WHAT YOU NEED TO DO: Carry none of the pictures over; write out the complete data exactly.

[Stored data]
○ ○ ○ ○ ○ ○ ○

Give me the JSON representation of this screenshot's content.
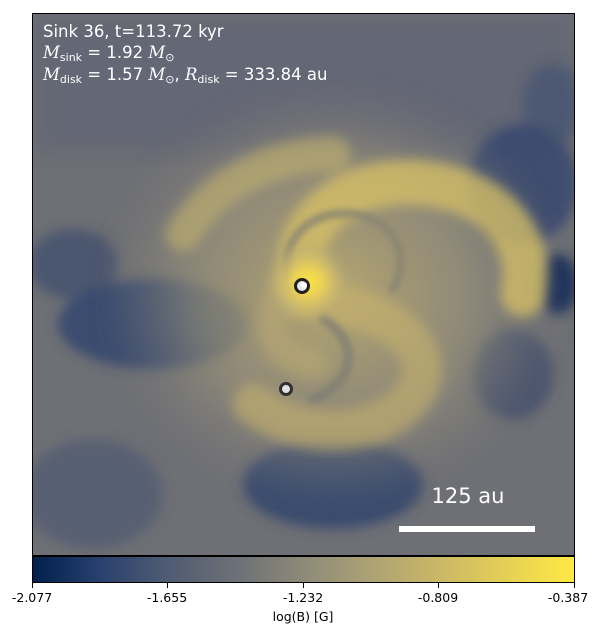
{
  "annotations": {
    "sink_line": "Sink 36, t=113.72 kyr",
    "m_sink_symbol": "M",
    "m_sink_sub": "sink",
    "m_sink_value": " = 1.92 ",
    "m_disk_symbol": "M",
    "m_disk_sub": "disk",
    "m_disk_value": " = 1.57 ",
    "r_disk_symbol": "R",
    "r_disk_sub": "disk",
    "r_disk_value": " = 333.84 au",
    "solar_mass": "M",
    "solar_sub": "⊙"
  },
  "scale_bar": {
    "label": "125 au"
  },
  "colorbar": {
    "label": "log(B) [G]",
    "ticks": [
      "-2.077",
      "-1.655",
      "-1.232",
      "-0.809",
      "-0.387"
    ]
  },
  "colors": {
    "low": "#00204c",
    "mid": "#7c7b78",
    "high": "#ffe945"
  }
}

○ ○ ○ ○ ○ ○ ○

CORRECT OUTPUT:
Give me the JSON representation of this screenshot's content.
{
  "annotations": {
    "sink_line": "Sink 36, t=113.72 kyr",
    "m_sink_symbol": "M",
    "m_sink_sub": "sink",
    "m_sink_value": " = 1.92 ",
    "m_disk_symbol": "M",
    "m_disk_sub": "disk",
    "m_disk_value": " = 1.57 ",
    "r_disk_symbol": "R",
    "r_disk_sub": "disk",
    "r_disk_value": " = 333.84 au",
    "solar_mass": "M",
    "solar_sub": "⊙"
  },
  "scale_bar": {
    "label": "125 au"
  },
  "colorbar": {
    "label": "log(B) [G]",
    "ticks": [
      "-2.077",
      "-1.655",
      "-1.232",
      "-0.809",
      "-0.387"
    ]
  },
  "colors": {
    "low": "#00204c",
    "mid": "#7c7b78",
    "high": "#ffe945"
  }
}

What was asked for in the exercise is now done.